- Rows -
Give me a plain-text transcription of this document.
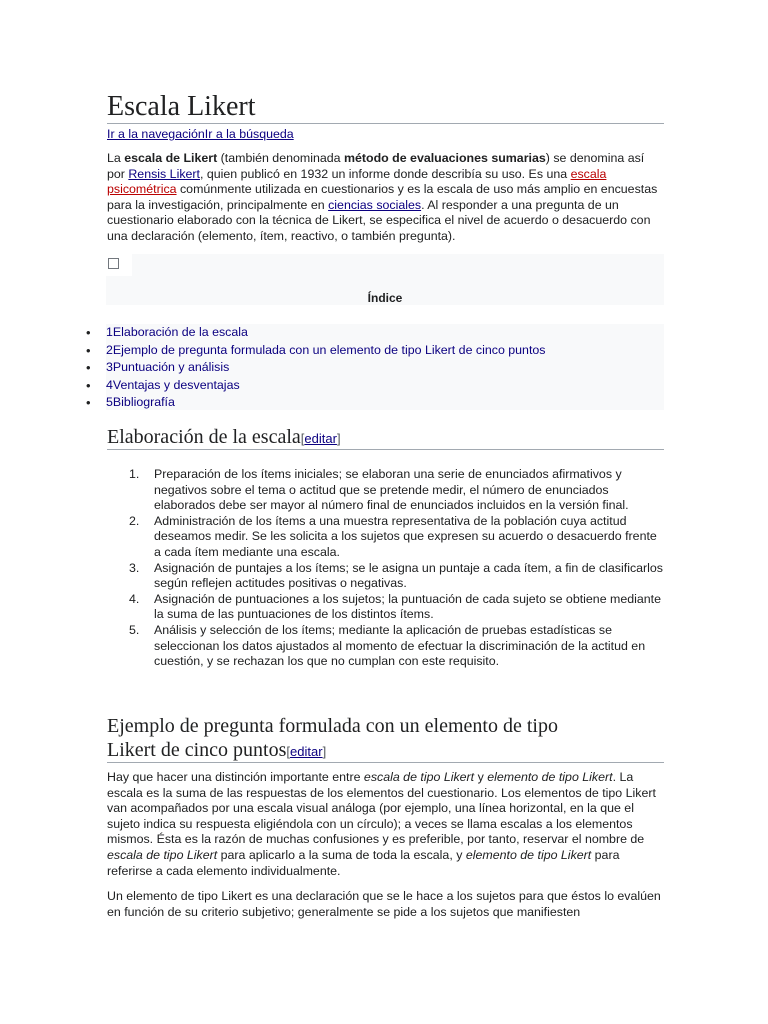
Escala Likert
Ir a la navegaciónIr a la búsqueda

La escala de Likert (también denominada método de evaluaciones sumarias) se denomina así por Rensis Likert, quien publicó en 1932 un informe donde describía su uso. Es una escala psicométrica comúnmente utilizada en cuestionarios y es la escala de uso más amplio en encuestas para la investigación, principalmente en ciencias sociales. Al responder a una pregunta de un cuestionario elaborado con la técnica de Likert, se especifica el nivel de acuerdo o desacuerdo con una declaración (elemento, ítem, reactivo, o también pregunta).

Índice
• 1Elaboración de la escala
• 2Ejemplo de pregunta formulada con un elemento de tipo Likert de cinco puntos
• 3Puntuación y análisis
• 4Ventajas y desventajas
• 5Bibliografía
Elaboración de la escala[editar]
1. Preparación de los ítems iniciales; se elaboran una serie de enunciados afirmativos y negativos sobre el tema o actitud que se pretende medir, el número de enunciados elaborados debe ser mayor al número final de enunciados incluidos en la versión final.
2. Administración de los ítems a una muestra representativa de la población cuya actitud deseamos medir. Se les solicita a los sujetos que expresen su acuerdo o desacuerdo frente a cada ítem mediante una escala.
3. Asignación de puntajes a los ítems; se le asigna un puntaje a cada ítem, a fin de clasificarlos según reflejen actitudes positivas o negativas.
4. Asignación de puntuaciones a los sujetos; la puntuación de cada sujeto se obtiene mediante la suma de las puntuaciones de los distintos ítems.
5. Análisis y selección de los ítems; mediante la aplicación de pruebas estadísticas se seleccionan los datos ajustados al momento de efectuar la discriminación de la actitud en cuestión, y se rechazan los que no cumplan con este requisito.
Ejemplo de pregunta formulada con un elemento de tipo
Likert de cinco puntos[editar]

Hay que hacer una distinción importante entre escala de tipo Likert y elemento de tipo Likert. La escala es la suma de las respuestas de los elementos del cuestionario. Los elementos de tipo Likert van acompañados por una escala visual análoga (por ejemplo, una línea horizontal, en la que el sujeto indica su respuesta eligiéndola con un círculo); a veces se llama escalas a los elementos mismos. Ésta es la razón de muchas confusiones y es preferible, por tanto, reservar el nombre de escala de tipo Likert para aplicarlo a la suma de toda la escala, y elemento de tipo Likert para referirse a cada elemento individualmente.

Un elemento de tipo Likert es una declaración que se le hace a los sujetos para que éstos lo evalúen en función de su criterio subjetivo; generalmente se pide a los sujetos que manifiesten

- Aim -
Copy every line above that holds the word "Asignación".

- Expected answer -
3. Asignación de puntajes a los ítems; se le asigna un puntaje a cada ítem, a fin de clasificarlos según reflejen actitudes positivas o negativas.
4. Asignación de puntuaciones a los sujetos; la puntuación de cada sujeto se obtiene mediante la suma de las puntuaciones de los distintos ítems.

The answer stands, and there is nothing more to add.